REQUIRED WORK » Read the data and repeat all of it exactly.

Recorded data »

##########

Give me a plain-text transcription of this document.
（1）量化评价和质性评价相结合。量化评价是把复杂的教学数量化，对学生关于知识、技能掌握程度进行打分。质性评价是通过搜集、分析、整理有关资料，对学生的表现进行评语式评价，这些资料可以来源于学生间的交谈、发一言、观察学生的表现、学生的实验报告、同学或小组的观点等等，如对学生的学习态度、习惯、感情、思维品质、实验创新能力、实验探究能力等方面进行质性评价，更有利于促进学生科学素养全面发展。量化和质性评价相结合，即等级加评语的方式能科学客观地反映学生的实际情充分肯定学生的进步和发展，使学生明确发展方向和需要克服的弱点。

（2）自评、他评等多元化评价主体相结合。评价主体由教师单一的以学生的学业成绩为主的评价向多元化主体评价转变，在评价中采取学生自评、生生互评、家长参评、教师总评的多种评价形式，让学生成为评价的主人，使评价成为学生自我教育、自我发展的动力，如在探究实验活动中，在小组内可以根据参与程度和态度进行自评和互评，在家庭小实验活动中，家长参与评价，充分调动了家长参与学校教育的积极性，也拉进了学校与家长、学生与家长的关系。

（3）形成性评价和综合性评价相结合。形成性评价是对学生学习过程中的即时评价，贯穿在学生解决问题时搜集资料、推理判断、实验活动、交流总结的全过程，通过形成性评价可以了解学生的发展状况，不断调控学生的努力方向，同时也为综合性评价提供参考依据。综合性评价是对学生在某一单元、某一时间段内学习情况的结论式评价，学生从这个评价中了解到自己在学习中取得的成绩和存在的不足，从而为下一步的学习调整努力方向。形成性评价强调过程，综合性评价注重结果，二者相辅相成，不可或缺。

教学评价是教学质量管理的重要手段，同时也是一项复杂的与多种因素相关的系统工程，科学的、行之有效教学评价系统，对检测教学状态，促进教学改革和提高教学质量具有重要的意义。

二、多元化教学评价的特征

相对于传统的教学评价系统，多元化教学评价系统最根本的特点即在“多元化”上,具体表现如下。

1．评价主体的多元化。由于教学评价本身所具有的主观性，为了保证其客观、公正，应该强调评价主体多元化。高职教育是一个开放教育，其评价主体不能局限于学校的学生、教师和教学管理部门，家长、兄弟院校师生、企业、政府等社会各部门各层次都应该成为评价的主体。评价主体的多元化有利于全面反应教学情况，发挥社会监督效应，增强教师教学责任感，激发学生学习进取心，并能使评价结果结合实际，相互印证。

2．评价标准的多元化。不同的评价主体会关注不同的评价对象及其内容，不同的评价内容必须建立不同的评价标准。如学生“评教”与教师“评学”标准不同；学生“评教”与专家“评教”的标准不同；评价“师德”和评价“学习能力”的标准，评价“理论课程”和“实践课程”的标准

##########

FULL RESPONSE »
Give me a plain-text transcription of this document.
（1）量化评价和质性评价相结合。量化评价是把复杂的教学数量化，对学生关于知识、技能掌握程度进行打分。质性评价是通过搜集、分析、整理有关资料，对学生的表现进行评语式评价，这些资料可以来源于学生间的交谈、发一言、观察学生的表现、学生的实验报告、同学或小组的观点等等，如对学生的学习态度、习惯、感情、思维品质、实验创新能力、实验探究能力等方面进行质性评价，更有利于促进学生科学素养全面发展。量化和质性评价相结合，即等级加评语的方式能科学客观地反映学生的实际情充分肯定学生的进步和发展，使学生明确发展方向和需要克服的弱点。

（2）自评、他评等多元化评价主体相结合。评价主体由教师单一的以学生的学业成绩为主的评价向多元化主体评价转变，在评价中采取学生自评、生生互评、家长参评、教师总评的多种评价形式，让学生成为评价的主人，使评价成为学生自我教育、自我发展的动力，如在探究实验活动中，在小组内可以根据参与程度和态度进行自评和互评，在家庭小实验活动中，家长参与评价，充分调动了家长参与学校教育的积极性，也拉进了学校与家长、学生与家长的关系。

（3）形成性评价和综合性评价相结合。形成性评价是对学生学习过程中的即时评价，贯穿在学生解决问题时搜集资料、推理判断、实验活动、交流总结的全过程，通过形成性评价可以了解学生的发展状况，不断调控学生的努力方向，同时也为综合性评价提供参考依据。综合性评价是对学生在某一单元、某一时间段内学习情况的结论式评价，学生从这个评价中了解到自己在学习中取得的成绩和存在的不足，从而为下一步的学习调整努力方向。形成性评价强调过程，综合性评价注重结果，二者相辅相成，不可或缺。

教学评价是教学质量管理的重要手段，同时也是一项复杂的与多种因素相关的系统工程，科学的、行之有效教学评价系统，对检测教学状态，促进教学改革和提高教学质量具有重要的意义。

二、多元化教学评价的特征

相对于传统的教学评价系统，多元化教学评价系统最根本的特点即在“多元化”上,具体表现如下。

1．评价主体的多元化。由于教学评价本身所具有的主观性，为了保证其客观、公正，应该强调评价主体多元化。高职教育是一个开放教育，其评价主体不能局限于学校的学生、教师和教学管理部门，家长、兄弟院校师生、企业、政府等社会各部门各层次都应该成为评价的主体。评价主体的多元化有利于全面反应教学情况，发挥社会监督效应，增强教师教学责任感，激发学生学习进取心，并能使评价结果结合实际，相互印证。

2．评价标准的多元化。不同的评价主体会关注不同的评价对象及其内容，不同的评价内容必须建立不同的评价标准。如学生“评教”与教师“评学”标准不同；学生“评教”与专家“评教”的标准不同；评价“师德”和评价“学习能力”的标准，评价“理论课程”和“实践课程”的标准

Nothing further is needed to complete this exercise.